Element and coordinate records
begin
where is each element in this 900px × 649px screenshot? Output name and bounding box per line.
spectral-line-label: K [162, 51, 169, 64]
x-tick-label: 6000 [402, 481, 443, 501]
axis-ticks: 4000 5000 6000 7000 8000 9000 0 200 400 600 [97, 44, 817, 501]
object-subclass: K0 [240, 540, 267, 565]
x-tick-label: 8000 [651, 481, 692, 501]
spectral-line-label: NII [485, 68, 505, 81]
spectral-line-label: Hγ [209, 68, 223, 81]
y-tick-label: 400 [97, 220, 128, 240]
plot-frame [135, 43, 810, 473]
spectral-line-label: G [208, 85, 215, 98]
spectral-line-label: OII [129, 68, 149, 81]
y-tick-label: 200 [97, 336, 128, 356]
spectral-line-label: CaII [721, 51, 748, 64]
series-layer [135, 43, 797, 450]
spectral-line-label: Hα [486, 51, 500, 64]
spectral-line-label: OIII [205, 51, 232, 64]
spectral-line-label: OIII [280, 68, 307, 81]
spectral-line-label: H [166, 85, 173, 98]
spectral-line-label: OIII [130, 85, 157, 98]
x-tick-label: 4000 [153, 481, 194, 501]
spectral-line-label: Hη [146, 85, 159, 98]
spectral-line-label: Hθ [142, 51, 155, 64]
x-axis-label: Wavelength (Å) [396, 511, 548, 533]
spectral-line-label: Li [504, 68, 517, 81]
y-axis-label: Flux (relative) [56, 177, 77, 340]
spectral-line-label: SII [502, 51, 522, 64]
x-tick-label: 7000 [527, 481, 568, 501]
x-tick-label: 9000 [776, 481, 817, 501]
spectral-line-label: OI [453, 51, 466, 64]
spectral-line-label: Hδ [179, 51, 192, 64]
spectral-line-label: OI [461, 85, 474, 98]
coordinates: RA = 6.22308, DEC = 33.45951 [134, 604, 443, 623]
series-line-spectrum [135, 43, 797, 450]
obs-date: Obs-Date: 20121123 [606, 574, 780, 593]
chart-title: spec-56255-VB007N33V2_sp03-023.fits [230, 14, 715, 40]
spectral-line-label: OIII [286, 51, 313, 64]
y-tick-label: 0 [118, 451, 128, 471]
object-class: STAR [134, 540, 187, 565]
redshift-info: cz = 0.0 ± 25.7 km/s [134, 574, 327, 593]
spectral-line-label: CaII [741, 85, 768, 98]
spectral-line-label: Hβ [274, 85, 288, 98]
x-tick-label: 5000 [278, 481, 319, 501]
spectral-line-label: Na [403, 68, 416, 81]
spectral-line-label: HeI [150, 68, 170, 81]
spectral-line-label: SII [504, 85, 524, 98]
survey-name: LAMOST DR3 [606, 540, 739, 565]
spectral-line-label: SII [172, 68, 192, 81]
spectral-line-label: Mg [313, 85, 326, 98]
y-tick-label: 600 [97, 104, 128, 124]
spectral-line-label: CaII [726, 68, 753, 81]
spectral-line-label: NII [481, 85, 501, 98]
end
Write out all the rows again, putting "line-marker" wherever "spectral-line-label" appears and leaving everything else unchanged.

where is each element in this 900px × 649px screenshot? Output name and bounding box per line.
line-marker: K [162, 51, 169, 64]
x-tick-label: 6000 [402, 481, 443, 501]
axis-ticks: 4000 5000 6000 7000 8000 9000 0 200 400 600 [97, 44, 817, 501]
object-subclass: K0 [240, 540, 267, 565]
x-tick-label: 8000 [651, 481, 692, 501]
line-marker: NII [485, 68, 505, 81]
line-marker: Hγ [209, 68, 223, 81]
y-tick-label: 400 [97, 220, 128, 240]
plot-frame [135, 43, 810, 473]
line-marker: G [208, 85, 215, 98]
line-marker: OII [129, 68, 149, 81]
y-tick-label: 200 [97, 336, 128, 356]
line-marker: CaII [721, 51, 748, 64]
series-layer [135, 43, 797, 450]
line-marker: Hα [486, 51, 500, 64]
line-marker: OIII [205, 51, 232, 64]
line-marker: OIII [280, 68, 307, 81]
line-marker: H [166, 85, 173, 98]
line-marker: OIII [130, 85, 157, 98]
x-tick-label: 4000 [153, 481, 194, 501]
line-marker: Hη [146, 85, 159, 98]
line-marker: Hθ [142, 51, 155, 64]
x-axis-label: Wavelength (Å) [396, 511, 548, 533]
line-marker: Li [504, 68, 517, 81]
y-axis-label: Flux (relative) [56, 177, 77, 340]
line-marker: SII [502, 51, 522, 64]
x-tick-label: 7000 [527, 481, 568, 501]
x-tick-label: 9000 [776, 481, 817, 501]
line-marker: OI [453, 51, 466, 64]
line-marker: Hδ [179, 51, 192, 64]
line-marker: OI [461, 85, 474, 98]
coordinates: RA = 6.22308, DEC = 33.45951 [134, 604, 443, 623]
series-line-spectrum [135, 43, 797, 450]
obs-date: Obs-Date: 20121123 [606, 574, 780, 593]
chart-title: spec-56255-VB007N33V2_sp03-023.fits [230, 14, 715, 40]
line-marker: OIII [286, 51, 313, 64]
y-tick-label: 0 [118, 451, 128, 471]
object-class: STAR [134, 540, 187, 565]
redshift-info: cz = 0.0 ± 25.7 km/s [134, 574, 327, 593]
line-marker: CaII [741, 85, 768, 98]
line-marker: Hβ [274, 85, 288, 98]
x-tick-label: 5000 [278, 481, 319, 501]
line-marker: Na [403, 68, 416, 81]
line-marker: HeI [150, 68, 170, 81]
line-marker: SII [504, 85, 524, 98]
survey-name: LAMOST DR3 [606, 540, 739, 565]
line-marker: SII [172, 68, 192, 81]
line-marker: Mg [313, 85, 326, 98]
y-tick-label: 600 [97, 104, 128, 124]
line-marker: CaII [726, 68, 753, 81]
line-marker: NII [481, 85, 501, 98]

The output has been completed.